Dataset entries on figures
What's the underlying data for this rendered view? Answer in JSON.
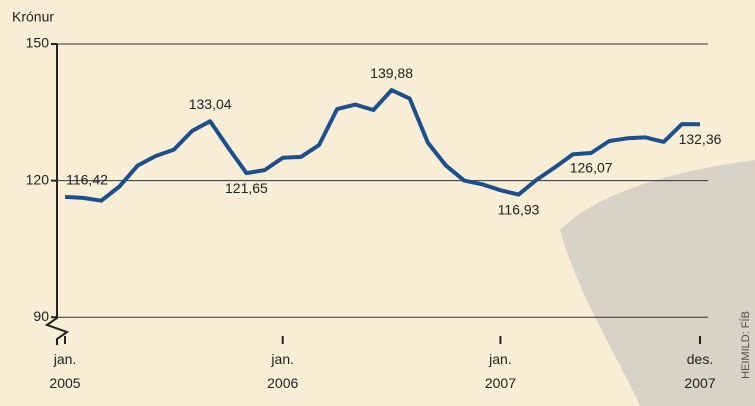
{
  "chart_data": {
    "type": "line",
    "y_label": "Krónur",
    "source": "HEIMILD: FÍB",
    "categories": [
      "jan. 2005",
      null,
      null,
      null,
      null,
      null,
      null,
      null,
      null,
      null,
      null,
      null,
      "jan. 2006",
      null,
      null,
      null,
      null,
      null,
      null,
      null,
      null,
      null,
      null,
      null,
      "jan. 2007",
      null,
      null,
      null,
      null,
      null,
      null,
      null,
      null,
      null,
      null,
      "des. 2007"
    ],
    "series": [
      {
        "name": "Krónur",
        "color": "#1d4f8f",
        "values": [
          116.42,
          116.2,
          115.6,
          118.7,
          123.3,
          125.4,
          126.8,
          130.9,
          133.04,
          127.2,
          121.65,
          122.3,
          125.0,
          125.2,
          127.8,
          135.7,
          136.7,
          135.5,
          139.88,
          138.0,
          128.3,
          123.3,
          120.0,
          119.2,
          117.9,
          116.93,
          120.2,
          122.9,
          125.8,
          126.07,
          128.7,
          129.3,
          129.5,
          128.5,
          132.4,
          132.36
        ],
        "value_labels": [
          "116,42",
          null,
          null,
          null,
          null,
          null,
          null,
          null,
          "133,04",
          null,
          "121,65",
          null,
          null,
          null,
          null,
          null,
          null,
          null,
          "139,88",
          null,
          null,
          null,
          null,
          null,
          null,
          "116,93",
          null,
          null,
          null,
          "126,07",
          null,
          null,
          null,
          null,
          null,
          "132,36"
        ]
      }
    ],
    "ylim": [
      85,
      150
    ],
    "yticks": [
      90,
      120,
      150
    ],
    "grid": true
  }
}
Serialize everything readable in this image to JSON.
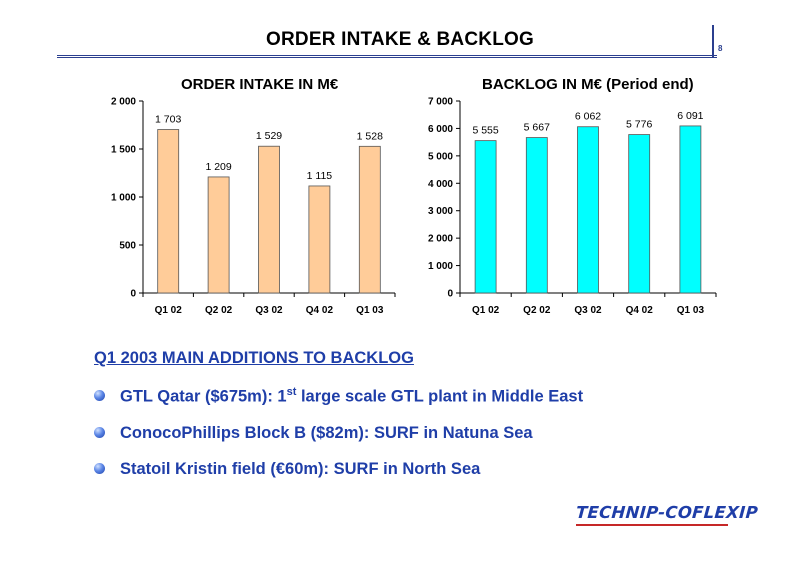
{
  "header": {
    "title": "ORDER INTAKE & BACKLOG",
    "page_number": "8"
  },
  "charts": {
    "order_intake": {
      "title": "ORDER INTAKE IN M€"
    },
    "backlog": {
      "title": "BACKLOG IN M€ (Period end)"
    }
  },
  "chart_data": [
    {
      "type": "bar",
      "title": "ORDER INTAKE IN M€",
      "categories": [
        "Q1 02",
        "Q2 02",
        "Q3 02",
        "Q4 02",
        "Q1 03"
      ],
      "values": [
        1703,
        1209,
        1529,
        1115,
        1528
      ],
      "value_labels": [
        "1 703",
        "1 209",
        "1 529",
        "1 115",
        "1 528"
      ],
      "ylim": [
        0,
        2000
      ],
      "yticks": [
        0,
        500,
        1000,
        1500,
        2000
      ],
      "ytick_labels": [
        "0",
        "500",
        "1 000",
        "1 500",
        "2 000"
      ],
      "bar_color": "#ffcc99",
      "grid": false,
      "legend": "none"
    },
    {
      "type": "bar",
      "title": "BACKLOG IN M€ (Period end)",
      "categories": [
        "Q1 02",
        "Q2 02",
        "Q3 02",
        "Q4 02",
        "Q1 03"
      ],
      "values": [
        5555,
        5667,
        6062,
        5776,
        6091
      ],
      "value_labels": [
        "5 555",
        "5 667",
        "6 062",
        "5 776",
        "6 091"
      ],
      "ylim": [
        0,
        7000
      ],
      "yticks": [
        0,
        1000,
        2000,
        3000,
        4000,
        5000,
        6000,
        7000
      ],
      "ytick_labels": [
        "0",
        "1 000",
        "2 000",
        "3 000",
        "4 000",
        "5 000",
        "6 000",
        "7 000"
      ],
      "bar_color": "#00ffff",
      "grid": false,
      "legend": "none"
    }
  ],
  "additions": {
    "heading": "Q1 2003 MAIN ADDITIONS TO BACKLOG",
    "items": [
      {
        "pre": "GTL Qatar ($675m): 1",
        "sup": "st",
        "post": " large scale GTL plant in Middle East"
      },
      {
        "pre": "ConocoPhillips Block B ($82m): SURF in Natuna Sea",
        "sup": "",
        "post": ""
      },
      {
        "pre": "Statoil Kristin field (€60m): SURF in North Sea",
        "sup": "",
        "post": ""
      }
    ]
  },
  "footer": {
    "logo_text": "TECHNIP-COFLEXIP"
  },
  "colors": {
    "accent_blue": "#1f3ea8",
    "logo_red": "#c62828"
  }
}
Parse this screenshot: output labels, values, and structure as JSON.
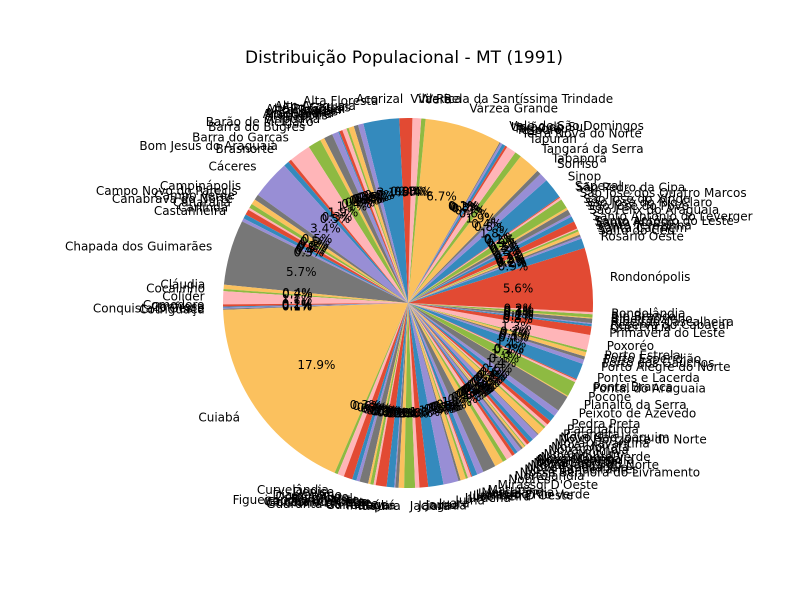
{
  "chart_data": {
    "type": "pie",
    "title": "Distribuição Populacional - MT (1991)",
    "start_angle_deg": 90,
    "direction": "counterclockwise",
    "palette": [
      "#e24a33",
      "#348abd",
      "#988ed5",
      "#777777",
      "#fbc15e",
      "#8eba42",
      "#ffb5b8"
    ],
    "slices": [
      {
        "label": "Acorizal",
        "value": 0.8
      },
      {
        "label": "Alta Floresta",
        "value": 3.3
      },
      {
        "label": "Alto Araguaia",
        "value": 0.5
      },
      {
        "label": "Alto Garças",
        "value": 0.4
      },
      {
        "label": "Alto Paraguai",
        "value": 0.5
      },
      {
        "label": "Alto Taquari",
        "value": 0.2
      },
      {
        "label": "Apiacás",
        "value": 0.4
      },
      {
        "label": "Araguaiana",
        "value": 0.3
      },
      {
        "label": "Araguainha",
        "value": 0.1
      },
      {
        "label": "Arenápolis",
        "value": 0.6
      },
      {
        "label": "Aripuanã",
        "value": 0.8
      },
      {
        "label": "Barão de Melgaço",
        "value": 0.4
      },
      {
        "label": "Barra do Bugres",
        "value": 1.2
      },
      {
        "label": "Barra do Garças",
        "value": 2.0
      },
      {
        "label": "Bom Jesus do Araguaia",
        "value": 0.3
      },
      {
        "label": "Brasnorte",
        "value": 0.5
      },
      {
        "label": "Cáceres",
        "value": 3.6
      },
      {
        "label": "Campinápolis",
        "value": 0.5
      },
      {
        "label": "Campo Novo do Parecis",
        "value": 0.5
      },
      {
        "label": "Campo Verde",
        "value": 0.4
      },
      {
        "label": "Canabrava do Norte",
        "value": 0.2
      },
      {
        "label": "Canarana",
        "value": 0.5
      },
      {
        "label": "Carlinda",
        "value": 0.4
      },
      {
        "label": "Castanheira",
        "value": 0.3
      },
      {
        "label": "Chapada dos Guimarães",
        "value": 6.0
      },
      {
        "label": "Cláudia",
        "value": 0.4
      },
      {
        "label": "Cocalinho",
        "value": 0.2
      },
      {
        "label": "Colíder",
        "value": 1.2
      },
      {
        "label": "Comodoro",
        "value": 0.2
      },
      {
        "label": "Confresa",
        "value": 0.1
      },
      {
        "label": "Conquista D'Oeste",
        "value": 0.1
      },
      {
        "label": "Cotriguaçu",
        "value": 0.1
      },
      {
        "label": "Cuiabá",
        "value": 18.9
      },
      {
        "label": "Curvelândia",
        "value": 0.3
      },
      {
        "label": "Denise",
        "value": 0.6
      },
      {
        "label": "Diamantino",
        "value": 0.8
      },
      {
        "label": "Dom Aquino",
        "value": 0.4
      },
      {
        "label": "Feliz Natal",
        "value": 0.3
      },
      {
        "label": "Figueirópolis D'Oeste",
        "value": 0.8
      },
      {
        "label": "Gaúcha do Norte",
        "value": 0.2
      },
      {
        "label": "General Carneiro",
        "value": 0.3
      },
      {
        "label": "Glória D'Oeste",
        "value": 0.2
      },
      {
        "label": "Guarantã do Norte",
        "value": 1.0
      },
      {
        "label": "Guiratinga",
        "value": 0.7
      },
      {
        "label": "Indiavaí",
        "value": 0.1
      },
      {
        "label": "Itaúba",
        "value": 0.3
      },
      {
        "label": "Itiquira",
        "value": 0.5
      },
      {
        "label": "Jaciara",
        "value": 1.0
      },
      {
        "label": "Jangada",
        "value": 0.4
      },
      {
        "label": "Jauru",
        "value": 0.8
      },
      {
        "label": "Juara",
        "value": 1.4
      },
      {
        "label": "Juína",
        "value": 1.4
      },
      {
        "label": "Juruena",
        "value": 0.2
      },
      {
        "label": "Juscimeira",
        "value": 0.5
      },
      {
        "label": "Lambari D'Oeste",
        "value": 0.2
      },
      {
        "label": "Lucas do Rio Verde",
        "value": 0.3
      },
      {
        "label": "Luciara",
        "value": 0.1
      },
      {
        "label": "Marcelândia",
        "value": 0.5
      },
      {
        "label": "Matupá",
        "value": 0.6
      },
      {
        "label": "Mirassol D'Oeste",
        "value": 1.2
      },
      {
        "label": "Nobres",
        "value": 0.8
      },
      {
        "label": "Nortelândia",
        "value": 0.4
      },
      {
        "label": "Nossa Senhora do Livramento",
        "value": 0.6
      },
      {
        "label": "Nova Bandeirantes",
        "value": 0.3
      },
      {
        "label": "Nova Brasilândia",
        "value": 0.3
      },
      {
        "label": "Nova Canaã do Norte",
        "value": 0.4
      },
      {
        "label": "Nova Guarita",
        "value": 0.2
      },
      {
        "label": "Nova Lacerda",
        "value": 0.2
      },
      {
        "label": "Nova Marilândia",
        "value": 0.1
      },
      {
        "label": "Nova Maringá",
        "value": 0.2
      },
      {
        "label": "Nova Monte Verde",
        "value": 0.3
      },
      {
        "label": "Nova Mutum",
        "value": 0.4
      },
      {
        "label": "Nova Olímpia",
        "value": 0.6
      },
      {
        "label": "Nova Ubiratã",
        "value": 0.1
      },
      {
        "label": "Nova Xavantina",
        "value": 0.7
      },
      {
        "label": "Novo Horizonte do Norte",
        "value": 0.2
      },
      {
        "label": "Novo São Joaquim",
        "value": 0.3
      },
      {
        "label": "Paranaíta",
        "value": 0.4
      },
      {
        "label": "Paranatinga",
        "value": 0.6
      },
      {
        "label": "Pedra Preta",
        "value": 0.6
      },
      {
        "label": "Peixoto de Azevedo",
        "value": 1.5
      },
      {
        "label": "Planalto da Serra",
        "value": 0.1
      },
      {
        "label": "Poconé",
        "value": 1.4
      },
      {
        "label": "Pontal do Araguaia",
        "value": 0.2
      },
      {
        "label": "Ponte Branca",
        "value": 0.1
      },
      {
        "label": "Pontes e Lacerda",
        "value": 1.5
      },
      {
        "label": "Porto Alegre do Norte",
        "value": 0.4
      },
      {
        "label": "Porto dos Gaúchos",
        "value": 0.3
      },
      {
        "label": "Porto Esperidião",
        "value": 0.4
      },
      {
        "label": "Porto Estrela",
        "value": 0.2
      },
      {
        "label": "Poxoréo",
        "value": 1.4
      },
      {
        "label": "Primavera do Leste",
        "value": 0.8
      },
      {
        "label": "Querência",
        "value": 0.2
      },
      {
        "label": "Reserva do Cabaçal",
        "value": 0.1
      },
      {
        "label": "Ribeirão Cascalheira",
        "value": 0.4
      },
      {
        "label": "Ribeirãozinho",
        "value": 0.1
      },
      {
        "label": "Rio Branco",
        "value": 0.3
      },
      {
        "label": "Rondolândia",
        "value": 0.2
      },
      {
        "label": "Rondonópolis",
        "value": 5.9
      },
      {
        "label": "Rosário Oeste",
        "value": 0.9
      },
      {
        "label": "Salto do Céu",
        "value": 0.2
      },
      {
        "label": "Santa Carmem",
        "value": 0.2
      },
      {
        "label": "Santa Terezinha",
        "value": 0.3
      },
      {
        "label": "Santo Afonso",
        "value": 0.2
      },
      {
        "label": "Santo Antônio do Leste",
        "value": 0.1
      },
      {
        "label": "Santo Antônio do Leverger",
        "value": 0.7
      },
      {
        "label": "São Félix do Araguaia",
        "value": 0.5
      },
      {
        "label": "São José do Povo",
        "value": 0.2
      },
      {
        "label": "São José do Rio Claro",
        "value": 0.5
      },
      {
        "label": "São José do Xingu",
        "value": 0.2
      },
      {
        "label": "São José dos Quatro Marcos",
        "value": 0.9
      },
      {
        "label": "São Pedro da Cipa",
        "value": 0.2
      },
      {
        "label": "Sapezal",
        "value": 0.1
      },
      {
        "label": "Sinop",
        "value": 1.9
      },
      {
        "label": "Sorriso",
        "value": 0.8
      },
      {
        "label": "Tabaporã",
        "value": 0.4
      },
      {
        "label": "Tangará da Serra",
        "value": 2.0
      },
      {
        "label": "Tapurah",
        "value": 0.6
      },
      {
        "label": "Terra Nova do Norte",
        "value": 0.9
      },
      {
        "label": "Tesouro",
        "value": 0.2
      },
      {
        "label": "Torixoréu",
        "value": 0.3
      },
      {
        "label": "União do Sul",
        "value": 0.2
      },
      {
        "label": "Vale de São Domingos",
        "value": 0.1
      },
      {
        "label": "Várzea Grande",
        "value": 7.1
      },
      {
        "label": "Vera",
        "value": 0.4
      },
      {
        "label": "Vila Bela da Santíssima Trindade",
        "value": 0.8
      },
      {
        "label": "Vila Rica",
        "value": 0.4
      }
    ]
  }
}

CHALLENGE -
Looking at the listing above, count the lines that contain "Vila" and give nothing but the number.

OUTPUT FOR THIS EXERCISE -
2